### [AIM]
Write out the entries below once more, exactly.

### [RECORD EXTRACTS]
══════════

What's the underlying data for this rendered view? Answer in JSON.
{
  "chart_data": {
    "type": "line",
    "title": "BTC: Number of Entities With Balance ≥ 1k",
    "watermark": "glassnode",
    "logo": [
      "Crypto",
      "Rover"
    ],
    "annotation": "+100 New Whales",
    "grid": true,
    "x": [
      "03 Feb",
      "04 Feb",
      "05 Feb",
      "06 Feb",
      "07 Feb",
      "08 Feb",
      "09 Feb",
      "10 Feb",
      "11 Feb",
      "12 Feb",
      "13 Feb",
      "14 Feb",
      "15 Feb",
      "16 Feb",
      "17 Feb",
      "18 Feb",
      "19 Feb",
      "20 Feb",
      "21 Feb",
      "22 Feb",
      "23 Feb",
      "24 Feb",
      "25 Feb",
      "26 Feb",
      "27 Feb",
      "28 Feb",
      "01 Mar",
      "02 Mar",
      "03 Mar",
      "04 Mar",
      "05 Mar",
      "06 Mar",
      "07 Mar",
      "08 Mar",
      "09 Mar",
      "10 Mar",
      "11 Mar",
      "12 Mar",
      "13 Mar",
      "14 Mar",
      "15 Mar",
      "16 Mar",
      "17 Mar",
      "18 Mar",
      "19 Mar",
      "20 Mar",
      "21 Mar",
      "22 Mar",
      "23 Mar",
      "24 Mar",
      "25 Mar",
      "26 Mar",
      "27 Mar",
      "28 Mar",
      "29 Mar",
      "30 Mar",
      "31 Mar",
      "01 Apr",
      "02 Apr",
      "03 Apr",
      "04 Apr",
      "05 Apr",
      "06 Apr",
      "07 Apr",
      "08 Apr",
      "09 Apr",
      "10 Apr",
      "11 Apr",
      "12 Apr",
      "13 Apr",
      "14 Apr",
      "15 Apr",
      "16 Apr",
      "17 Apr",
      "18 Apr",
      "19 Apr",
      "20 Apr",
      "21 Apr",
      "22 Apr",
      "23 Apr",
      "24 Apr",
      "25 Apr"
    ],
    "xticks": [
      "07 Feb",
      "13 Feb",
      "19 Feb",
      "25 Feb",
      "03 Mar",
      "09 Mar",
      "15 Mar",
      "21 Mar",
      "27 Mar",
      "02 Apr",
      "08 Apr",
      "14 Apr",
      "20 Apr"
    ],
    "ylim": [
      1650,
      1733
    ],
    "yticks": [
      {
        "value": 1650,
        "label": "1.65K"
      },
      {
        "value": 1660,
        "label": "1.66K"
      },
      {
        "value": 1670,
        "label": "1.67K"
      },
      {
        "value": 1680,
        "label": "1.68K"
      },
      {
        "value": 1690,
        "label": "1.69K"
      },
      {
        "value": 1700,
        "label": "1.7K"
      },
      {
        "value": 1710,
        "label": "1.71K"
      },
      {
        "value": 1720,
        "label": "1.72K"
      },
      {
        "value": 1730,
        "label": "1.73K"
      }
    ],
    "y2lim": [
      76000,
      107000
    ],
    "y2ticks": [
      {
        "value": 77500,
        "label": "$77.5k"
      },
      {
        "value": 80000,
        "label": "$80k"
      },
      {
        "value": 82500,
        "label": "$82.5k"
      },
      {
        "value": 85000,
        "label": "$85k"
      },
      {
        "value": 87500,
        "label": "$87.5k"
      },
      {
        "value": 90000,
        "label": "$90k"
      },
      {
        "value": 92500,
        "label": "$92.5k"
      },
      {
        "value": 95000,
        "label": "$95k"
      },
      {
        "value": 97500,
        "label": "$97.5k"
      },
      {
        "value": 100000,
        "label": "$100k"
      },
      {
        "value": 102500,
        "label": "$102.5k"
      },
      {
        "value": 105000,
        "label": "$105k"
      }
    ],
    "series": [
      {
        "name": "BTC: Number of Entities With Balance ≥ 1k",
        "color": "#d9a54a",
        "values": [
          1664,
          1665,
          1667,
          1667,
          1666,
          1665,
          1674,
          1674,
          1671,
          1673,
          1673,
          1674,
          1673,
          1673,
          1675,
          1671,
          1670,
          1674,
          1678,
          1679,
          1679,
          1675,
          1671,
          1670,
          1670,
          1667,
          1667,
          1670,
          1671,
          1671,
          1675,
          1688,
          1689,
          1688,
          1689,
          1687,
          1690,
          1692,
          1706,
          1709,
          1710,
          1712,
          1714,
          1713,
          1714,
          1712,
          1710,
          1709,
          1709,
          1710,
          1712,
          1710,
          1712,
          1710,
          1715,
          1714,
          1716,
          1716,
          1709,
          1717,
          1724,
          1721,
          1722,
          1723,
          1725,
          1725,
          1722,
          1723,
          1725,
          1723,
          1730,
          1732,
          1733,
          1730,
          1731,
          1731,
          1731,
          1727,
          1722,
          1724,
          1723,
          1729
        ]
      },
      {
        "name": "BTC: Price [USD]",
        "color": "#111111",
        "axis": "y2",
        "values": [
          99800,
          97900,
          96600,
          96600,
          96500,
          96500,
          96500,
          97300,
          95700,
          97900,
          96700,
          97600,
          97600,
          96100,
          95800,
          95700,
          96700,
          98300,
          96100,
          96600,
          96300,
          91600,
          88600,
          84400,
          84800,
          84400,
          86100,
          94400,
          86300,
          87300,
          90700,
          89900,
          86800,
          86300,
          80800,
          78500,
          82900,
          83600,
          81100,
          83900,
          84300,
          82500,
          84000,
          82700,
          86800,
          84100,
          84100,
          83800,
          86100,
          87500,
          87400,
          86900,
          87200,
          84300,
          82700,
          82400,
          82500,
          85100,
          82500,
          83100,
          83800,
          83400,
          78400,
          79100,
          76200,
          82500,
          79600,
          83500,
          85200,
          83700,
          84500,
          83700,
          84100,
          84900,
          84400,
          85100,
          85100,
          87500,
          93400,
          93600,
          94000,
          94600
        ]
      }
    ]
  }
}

══════════

### [EXERCISE OUTPUT]
What's the underlying data for this rendered view? Answer in JSON.
{
  "chart_data": {
    "type": "line",
    "title": "BTC: Number of Entities With Balance ≥ 1k",
    "watermark": "glassnode",
    "logo": [
      "Crypto",
      "Rover"
    ],
    "annotation": "+100 New Whales",
    "grid": true,
    "x": [
      "03 Feb",
      "04 Feb",
      "05 Feb",
      "06 Feb",
      "07 Feb",
      "08 Feb",
      "09 Feb",
      "10 Feb",
      "11 Feb",
      "12 Feb",
      "13 Feb",
      "14 Feb",
      "15 Feb",
      "16 Feb",
      "17 Feb",
      "18 Feb",
      "19 Feb",
      "20 Feb",
      "21 Feb",
      "22 Feb",
      "23 Feb",
      "24 Feb",
      "25 Feb",
      "26 Feb",
      "27 Feb",
      "28 Feb",
      "01 Mar",
      "02 Mar",
      "03 Mar",
      "04 Mar",
      "05 Mar",
      "06 Mar",
      "07 Mar",
      "08 Mar",
      "09 Mar",
      "10 Mar",
      "11 Mar",
      "12 Mar",
      "13 Mar",
      "14 Mar",
      "15 Mar",
      "16 Mar",
      "17 Mar",
      "18 Mar",
      "19 Mar",
      "20 Mar",
      "21 Mar",
      "22 Mar",
      "23 Mar",
      "24 Mar",
      "25 Mar",
      "26 Mar",
      "27 Mar",
      "28 Mar",
      "29 Mar",
      "30 Mar",
      "31 Mar",
      "01 Apr",
      "02 Apr",
      "03 Apr",
      "04 Apr",
      "05 Apr",
      "06 Apr",
      "07 Apr",
      "08 Apr",
      "09 Apr",
      "10 Apr",
      "11 Apr",
      "12 Apr",
      "13 Apr",
      "14 Apr",
      "15 Apr",
      "16 Apr",
      "17 Apr",
      "18 Apr",
      "19 Apr",
      "20 Apr",
      "21 Apr",
      "22 Apr",
      "23 Apr",
      "24 Apr",
      "25 Apr"
    ],
    "xticks": [
      "07 Feb",
      "13 Feb",
      "19 Feb",
      "25 Feb",
      "03 Mar",
      "09 Mar",
      "15 Mar",
      "21 Mar",
      "27 Mar",
      "02 Apr",
      "08 Apr",
      "14 Apr",
      "20 Apr"
    ],
    "ylim": [
      1650,
      1733
    ],
    "yticks": [
      {
        "value": 1650,
        "label": "1.65K"
      },
      {
        "value": 1660,
        "label": "1.66K"
      },
      {
        "value": 1670,
        "label": "1.67K"
      },
      {
        "value": 1680,
        "label": "1.68K"
      },
      {
        "value": 1690,
        "label": "1.69K"
      },
      {
        "value": 1700,
        "label": "1.7K"
      },
      {
        "value": 1710,
        "label": "1.71K"
      },
      {
        "value": 1720,
        "label": "1.72K"
      },
      {
        "value": 1730,
        "label": "1.73K"
      }
    ],
    "y2lim": [
      76000,
      107000
    ],
    "y2ticks": [
      {
        "value": 77500,
        "label": "$77.5k"
      },
      {
        "value": 80000,
        "label": "$80k"
      },
      {
        "value": 82500,
        "label": "$82.5k"
      },
      {
        "value": 85000,
        "label": "$85k"
      },
      {
        "value": 87500,
        "label": "$87.5k"
      },
      {
        "value": 90000,
        "label": "$90k"
      },
      {
        "value": 92500,
        "label": "$92.5k"
      },
      {
        "value": 95000,
        "label": "$95k"
      },
      {
        "value": 97500,
        "label": "$97.5k"
      },
      {
        "value": 100000,
        "label": "$100k"
      },
      {
        "value": 102500,
        "label": "$102.5k"
      },
      {
        "value": 105000,
        "label": "$105k"
      }
    ],
    "series": [
      {
        "name": "BTC: Number of Entities With Balance ≥ 1k",
        "color": "#d9a54a",
        "values": [
          1664,
          1665,
          1667,
          1667,
          1666,
          1665,
          1674,
          1674,
          1671,
          1673,
          1673,
          1674,
          1673,
          1673,
          1675,
          1671,
          1670,
          1674,
          1678,
          1679,
          1679,
          1675,
          1671,
          1670,
          1670,
          1667,
          1667,
          1670,
          1671,
          1671,
          1675,
          1688,
          1689,
          1688,
          1689,
          1687,
          1690,
          1692,
          1706,
          1709,
          1710,
          1712,
          1714,
          1713,
          1714,
          1712,
          1710,
          1709,
          1709,
          1710,
          1712,
          1710,
          1712,
          1710,
          1715,
          1714,
          1716,
          1716,
          1709,
          1717,
          1724,
          1721,
          1722,
          1723,
          1725,
          1725,
          1722,
          1723,
          1725,
          1723,
          1730,
          1732,
          1733,
          1730,
          1731,
          1731,
          1731,
          1727,
          1722,
          1724,
          1723,
          1729
        ]
      },
      {
        "name": "BTC: Price [USD]",
        "color": "#111111",
        "axis": "y2",
        "values": [
          99800,
          97900,
          96600,
          96600,
          96500,
          96500,
          96500,
          97300,
          95700,
          97900,
          96700,
          97600,
          97600,
          96100,
          95800,
          95700,
          96700,
          98300,
          96100,
          96600,
          96300,
          91600,
          88600,
          84400,
          84800,
          84400,
          86100,
          94400,
          86300,
          87300,
          90700,
          89900,
          86800,
          86300,
          80800,
          78500,
          82900,
          83600,
          81100,
          83900,
          84300,
          82500,
          84000,
          82700,
          86800,
          84100,
          84100,
          83800,
          86100,
          87500,
          87400,
          86900,
          87200,
          84300,
          82700,
          82400,
          82500,
          85100,
          82500,
          83100,
          83800,
          83400,
          78400,
          79100,
          76200,
          82500,
          79600,
          83500,
          85200,
          83700,
          84500,
          83700,
          84100,
          84900,
          84400,
          85100,
          85100,
          87500,
          93400,
          93600,
          94000,
          94600
        ]
      }
    ]
  }
}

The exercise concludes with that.